▸ **EXERCISE MATERIAL**
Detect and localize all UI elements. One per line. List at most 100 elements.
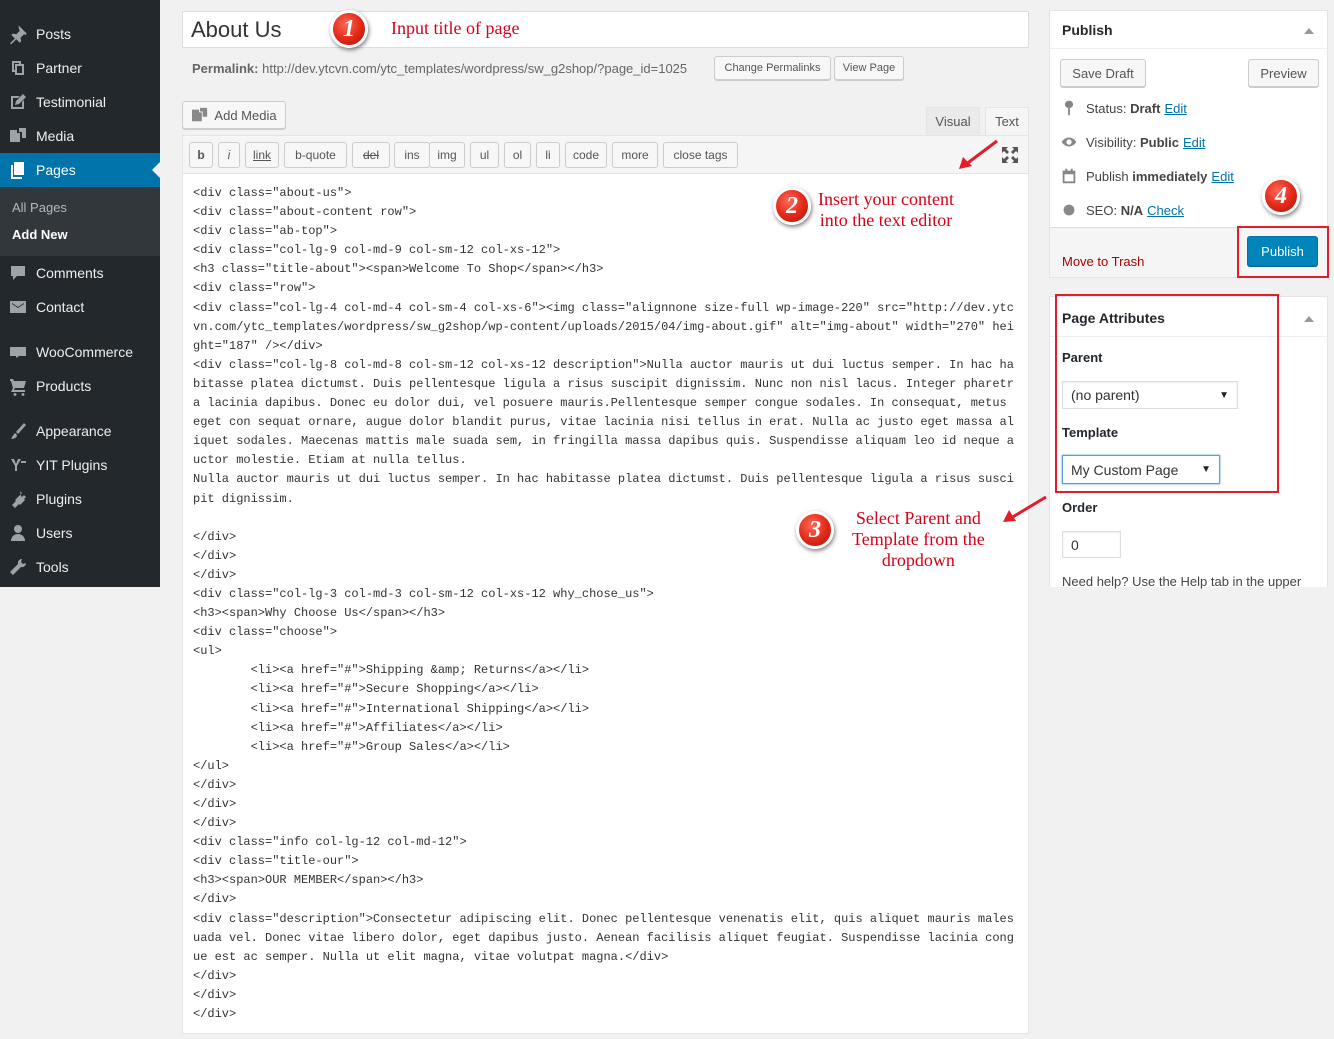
page-attributes-highlight-box: [1055, 294, 1279, 493]
collapse-arrow-icon[interactable]: [1304, 28, 1314, 34]
qt-bold-button[interactable]: b: [189, 142, 213, 168]
add-media-button[interactable]: Add Media: [182, 101, 286, 129]
qt-code-button[interactable]: code: [565, 142, 607, 168]
seo-value: N/A: [1120, 202, 1144, 218]
editor-content[interactable]: <div class="about-us"> <div class="about…: [193, 184, 1021, 1024]
qt-close-tags-button[interactable]: close tags: [663, 142, 738, 168]
status-value: Draft: [1130, 100, 1161, 116]
sidebar-item-label: YIT Plugins: [36, 457, 108, 473]
view-page-button[interactable]: View Page: [834, 56, 904, 80]
publish-highlight-box: [1237, 226, 1329, 278]
comment-icon: [0, 263, 36, 283]
sidebar-item-label: WooCommerce: [36, 344, 133, 360]
plug-icon: [0, 489, 36, 509]
tab-text[interactable]: Text: [985, 107, 1029, 135]
edit-status-link[interactable]: Edit: [1164, 101, 1186, 116]
sidebar-item-products[interactable]: Products: [0, 369, 160, 403]
sidebar-item-label: Appearance: [36, 423, 112, 439]
qt-del-button[interactable]: del: [352, 142, 390, 168]
qt-ul-button[interactable]: ul: [470, 142, 499, 168]
change-permalinks-button[interactable]: Change Permalinks: [714, 56, 831, 80]
status-label: Status:: [1086, 100, 1127, 116]
user-icon: [0, 523, 36, 543]
step-2-badge: 2: [773, 187, 811, 225]
calendar-icon: [1062, 168, 1076, 184]
sidebar-item-label: Pages: [36, 162, 76, 178]
collapse-arrow-icon[interactable]: [1304, 316, 1314, 322]
sidebar-item-comments[interactable]: Comments: [0, 256, 160, 290]
sidebar-item-yit-plugins[interactable]: YIT Plugins: [0, 448, 160, 482]
sidebar-item-media[interactable]: Media: [0, 119, 160, 153]
step-4-badge: 4: [1262, 177, 1300, 215]
order-input[interactable]: 0: [1062, 531, 1121, 558]
qt-ins-button[interactable]: ins: [394, 142, 430, 168]
pages-submenu: All Pages Add New: [0, 187, 160, 256]
annotation-arrow-icon: [959, 139, 998, 169]
step-1-note: Input title of page: [391, 18, 520, 38]
help-text: Need help? Use the Help tab in the upper: [1062, 574, 1302, 589]
qt-bquote-button[interactable]: b-quote: [284, 142, 347, 168]
edit-visibility-link[interactable]: Edit: [1183, 135, 1205, 150]
media-icon: [0, 126, 36, 146]
qt-link-button[interactable]: link: [245, 142, 279, 168]
sidebar-item-testimonial[interactable]: Testimonial: [0, 85, 160, 119]
pin-icon: [1064, 100, 1074, 116]
publish-box-title: Publish: [1062, 22, 1113, 38]
fullscreen-icon[interactable]: [1001, 146, 1019, 164]
visibility-row: Visibility: Public Edit: [1060, 133, 1205, 151]
sidebar-item-appearance[interactable]: Appearance: [0, 414, 160, 448]
step-3-badge: 3: [796, 511, 834, 549]
qt-img-button[interactable]: img: [429, 142, 465, 168]
submenu-add-new[interactable]: Add New: [12, 227, 68, 242]
media-icon: [192, 107, 208, 122]
sidebar-item-label: Tools: [36, 559, 69, 575]
sidebar-item-pages[interactable]: Pages: [0, 153, 160, 187]
qt-li-button[interactable]: li: [536, 142, 560, 168]
pin-icon: [0, 24, 36, 44]
wrench-icon: [0, 557, 36, 577]
order-value: 0: [1071, 536, 1079, 553]
qt-more-button[interactable]: more: [612, 142, 658, 168]
sidebar-item-posts[interactable]: Posts: [0, 17, 160, 51]
add-media-label: Add Media: [214, 107, 277, 123]
step-1-badge: 1: [330, 10, 368, 48]
woo-icon: [0, 342, 36, 362]
publish-date-label: Publish: [1086, 168, 1129, 184]
admin-sidebar: Posts Partner Testimonial Media Pages Al…: [0, 0, 160, 587]
submenu-all-pages[interactable]: All Pages: [12, 200, 67, 215]
tab-visual[interactable]: Visual: [926, 107, 980, 135]
step-3-note: Select Parent and Template from the drop…: [852, 508, 985, 570]
edit-publish-date-link[interactable]: Edit: [1211, 169, 1233, 184]
sidebar-item-partner[interactable]: Partner: [0, 51, 160, 85]
seo-check-link[interactable]: Check: [1147, 203, 1184, 218]
qt-italic-button[interactable]: i: [218, 142, 240, 168]
sidebar-item-woocommerce[interactable]: WooCommerce: [0, 335, 160, 369]
eye-icon: [1061, 137, 1077, 147]
publish-date-value: immediately: [1132, 168, 1208, 184]
publish-date-row: Publish immediately Edit: [1060, 167, 1234, 185]
annotation-arrow-icon: [1003, 495, 1047, 522]
pages-icon: [0, 160, 36, 180]
sidebar-item-plugins[interactable]: Plugins: [0, 482, 160, 516]
order-label: Order: [1062, 500, 1098, 515]
copy-icon: [0, 58, 36, 78]
seo-dot-icon: [1063, 204, 1075, 216]
text-editor-area[interactable]: <div class="about-us"> <div class="about…: [182, 174, 1029, 1034]
sidebar-item-users[interactable]: Users: [0, 516, 160, 550]
permalink: Permalink: http://dev.ytcvn.com/ytc_temp…: [192, 61, 687, 76]
sidebar-item-tools[interactable]: Tools: [0, 550, 160, 584]
qt-ol-button[interactable]: ol: [504, 142, 531, 168]
seo-label: SEO:: [1086, 202, 1118, 218]
permalink-url[interactable]: http://dev.ytcvn.com/ytc_templates/wordp…: [262, 61, 687, 76]
sidebar-item-contact[interactable]: Contact: [0, 290, 160, 324]
mail-icon: [0, 297, 36, 317]
move-to-trash-link[interactable]: Move to Trash: [1062, 254, 1144, 269]
save-draft-button[interactable]: Save Draft: [1060, 59, 1146, 87]
seo-row: SEO: N/A Check: [1060, 201, 1184, 219]
brush-icon: [0, 421, 36, 441]
page-title-input[interactable]: About Us: [182, 11, 1029, 48]
yit-icon: [0, 455, 36, 475]
sidebar-item-label: Plugins: [36, 491, 82, 507]
visibility-value: Public: [1139, 134, 1179, 150]
preview-button[interactable]: Preview: [1248, 59, 1319, 87]
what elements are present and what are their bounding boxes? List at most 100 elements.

▸ **YOUR INSTRUCTIONS**
Copy out each line of the records above that contains the string "Draft", counting only matches with the same capitalization.

▸ **SOLUTION TO THIS PROBLEM**
status-value: Draft: [1130, 100, 1161, 116]
save-draft-button[interactable]: Save Draft: [1060, 59, 1146, 87]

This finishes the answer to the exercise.